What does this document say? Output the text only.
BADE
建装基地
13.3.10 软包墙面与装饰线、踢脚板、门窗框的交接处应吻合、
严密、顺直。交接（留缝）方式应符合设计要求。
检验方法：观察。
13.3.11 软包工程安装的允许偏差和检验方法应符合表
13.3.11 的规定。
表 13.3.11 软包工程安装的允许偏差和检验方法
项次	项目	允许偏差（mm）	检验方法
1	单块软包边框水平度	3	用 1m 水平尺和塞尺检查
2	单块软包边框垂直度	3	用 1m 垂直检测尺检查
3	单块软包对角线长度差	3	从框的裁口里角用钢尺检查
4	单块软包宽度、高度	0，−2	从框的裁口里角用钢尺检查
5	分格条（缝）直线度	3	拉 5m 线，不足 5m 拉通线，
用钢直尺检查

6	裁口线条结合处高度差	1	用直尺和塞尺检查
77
==
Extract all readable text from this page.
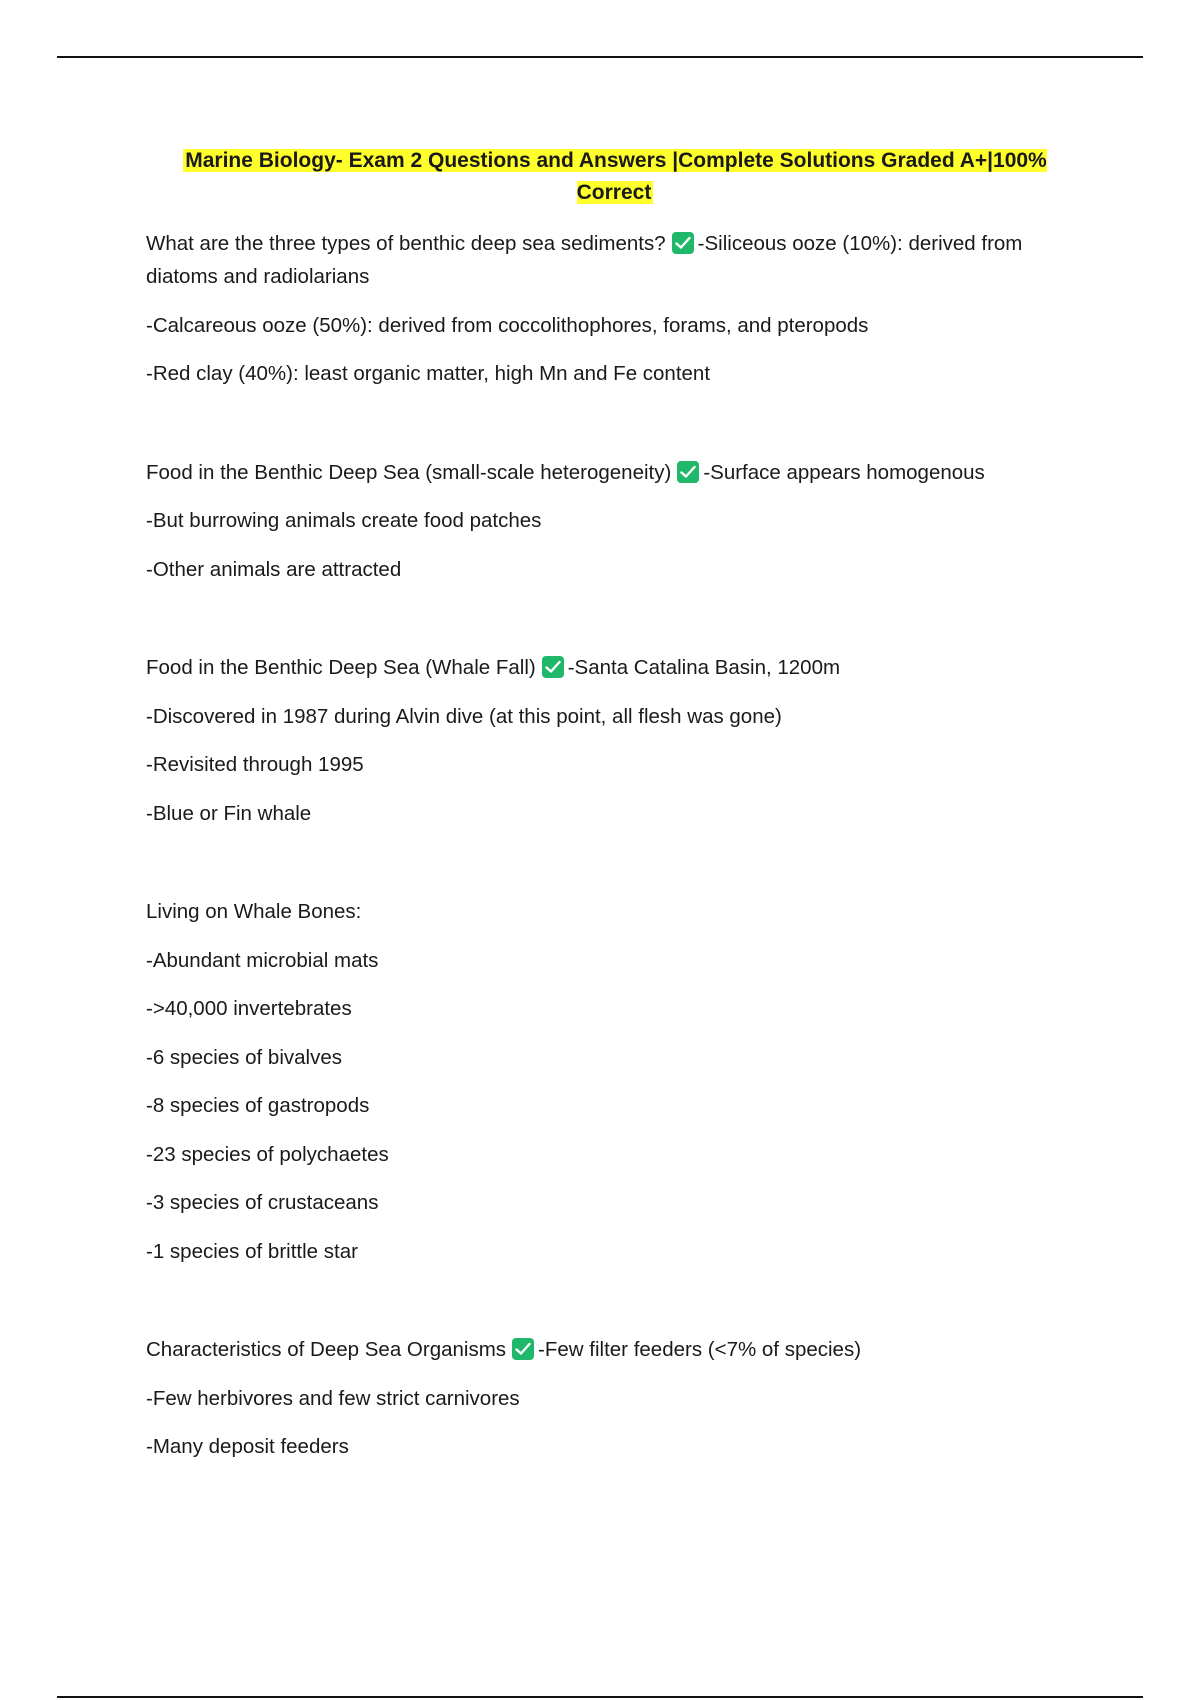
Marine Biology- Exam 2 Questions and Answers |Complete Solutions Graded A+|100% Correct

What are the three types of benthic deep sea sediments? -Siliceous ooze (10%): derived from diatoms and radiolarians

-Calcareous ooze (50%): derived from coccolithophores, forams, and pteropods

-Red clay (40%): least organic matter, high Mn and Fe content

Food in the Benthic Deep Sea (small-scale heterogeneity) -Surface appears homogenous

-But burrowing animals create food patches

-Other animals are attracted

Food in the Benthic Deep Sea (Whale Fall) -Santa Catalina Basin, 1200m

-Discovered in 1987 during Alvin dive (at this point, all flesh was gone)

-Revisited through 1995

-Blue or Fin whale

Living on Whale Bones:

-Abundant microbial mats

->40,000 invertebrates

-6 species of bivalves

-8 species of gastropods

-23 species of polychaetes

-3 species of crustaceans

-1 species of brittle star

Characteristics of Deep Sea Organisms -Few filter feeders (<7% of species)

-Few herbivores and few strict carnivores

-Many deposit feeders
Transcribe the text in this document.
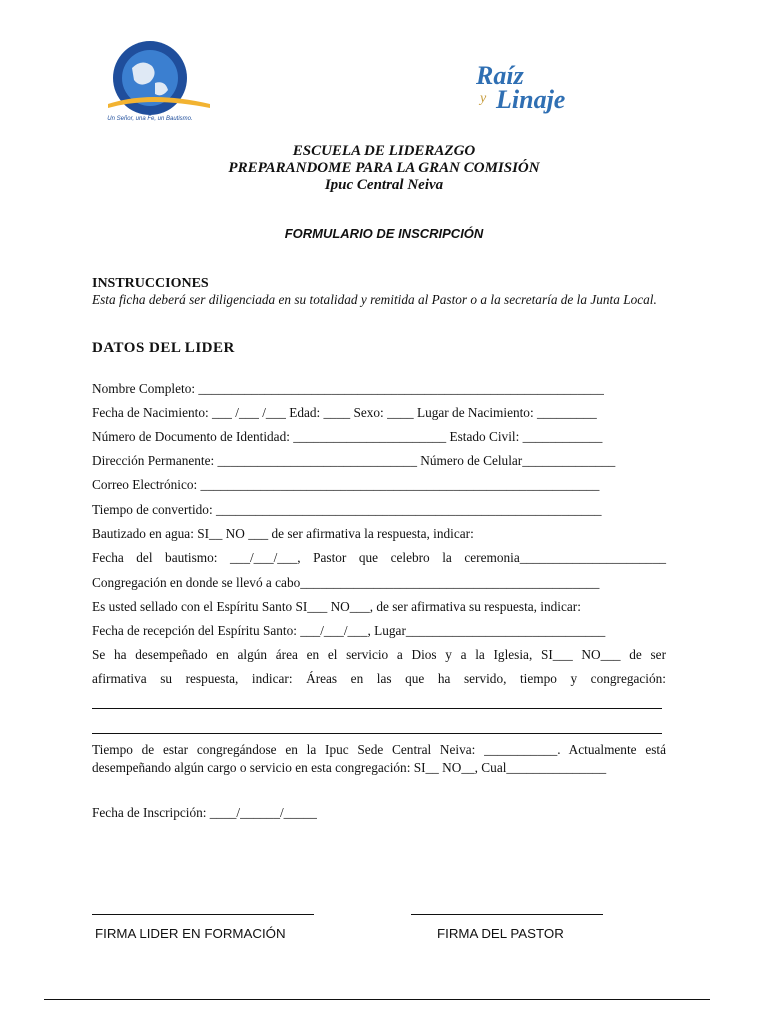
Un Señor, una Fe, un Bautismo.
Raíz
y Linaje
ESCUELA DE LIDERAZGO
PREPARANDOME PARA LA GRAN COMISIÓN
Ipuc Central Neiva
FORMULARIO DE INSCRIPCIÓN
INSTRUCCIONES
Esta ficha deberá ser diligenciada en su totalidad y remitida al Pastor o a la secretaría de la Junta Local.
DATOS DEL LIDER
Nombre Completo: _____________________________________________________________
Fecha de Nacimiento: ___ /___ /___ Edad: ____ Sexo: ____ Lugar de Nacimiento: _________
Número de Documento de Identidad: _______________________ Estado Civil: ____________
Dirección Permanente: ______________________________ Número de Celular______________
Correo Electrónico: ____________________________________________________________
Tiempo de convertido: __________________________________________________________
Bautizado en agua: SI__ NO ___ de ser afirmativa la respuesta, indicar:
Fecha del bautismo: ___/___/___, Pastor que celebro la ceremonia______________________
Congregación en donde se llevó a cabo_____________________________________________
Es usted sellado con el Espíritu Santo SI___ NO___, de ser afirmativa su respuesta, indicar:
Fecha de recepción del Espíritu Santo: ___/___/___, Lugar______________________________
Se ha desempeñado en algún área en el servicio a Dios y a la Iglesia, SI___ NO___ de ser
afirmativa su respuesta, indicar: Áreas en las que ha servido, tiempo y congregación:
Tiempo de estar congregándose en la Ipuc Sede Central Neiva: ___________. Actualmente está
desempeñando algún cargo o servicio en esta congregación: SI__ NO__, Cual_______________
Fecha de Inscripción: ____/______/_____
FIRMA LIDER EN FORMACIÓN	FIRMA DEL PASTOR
--
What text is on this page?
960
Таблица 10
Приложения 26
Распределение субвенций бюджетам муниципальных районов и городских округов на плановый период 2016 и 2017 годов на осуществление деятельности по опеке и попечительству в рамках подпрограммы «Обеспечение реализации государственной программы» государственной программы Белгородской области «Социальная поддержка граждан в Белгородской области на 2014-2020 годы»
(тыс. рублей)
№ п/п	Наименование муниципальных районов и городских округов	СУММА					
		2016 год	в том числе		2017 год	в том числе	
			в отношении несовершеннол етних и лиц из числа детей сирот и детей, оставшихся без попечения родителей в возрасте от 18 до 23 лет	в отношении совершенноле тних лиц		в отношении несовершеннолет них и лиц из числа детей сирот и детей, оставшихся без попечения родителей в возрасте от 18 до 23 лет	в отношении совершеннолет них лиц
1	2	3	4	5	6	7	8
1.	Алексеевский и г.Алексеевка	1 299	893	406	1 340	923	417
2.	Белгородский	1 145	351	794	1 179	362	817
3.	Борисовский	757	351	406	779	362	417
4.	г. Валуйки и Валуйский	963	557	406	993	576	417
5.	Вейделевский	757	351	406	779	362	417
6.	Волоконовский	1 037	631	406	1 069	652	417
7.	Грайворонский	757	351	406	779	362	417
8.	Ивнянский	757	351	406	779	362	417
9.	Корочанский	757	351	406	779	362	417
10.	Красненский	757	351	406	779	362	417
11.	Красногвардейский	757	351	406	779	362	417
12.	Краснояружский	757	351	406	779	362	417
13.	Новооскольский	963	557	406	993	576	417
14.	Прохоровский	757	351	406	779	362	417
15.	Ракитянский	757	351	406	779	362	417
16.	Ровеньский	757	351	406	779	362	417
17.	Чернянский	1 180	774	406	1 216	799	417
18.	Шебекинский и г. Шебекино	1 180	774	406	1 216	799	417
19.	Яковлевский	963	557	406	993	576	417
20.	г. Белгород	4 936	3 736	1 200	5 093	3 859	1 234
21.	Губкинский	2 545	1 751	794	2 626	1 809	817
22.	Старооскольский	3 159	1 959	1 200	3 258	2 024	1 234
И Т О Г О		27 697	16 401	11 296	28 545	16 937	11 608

● Exercise directions: Collect, from the material above, every line containing the word "derived".

● Answer:
What are the three types of benthic deep sea sediments? -Siliceous ooze (10%): derived from diatoms and radiolarians
-Calcareous ooze (50%): derived from coccolithophores, forams, and pteropods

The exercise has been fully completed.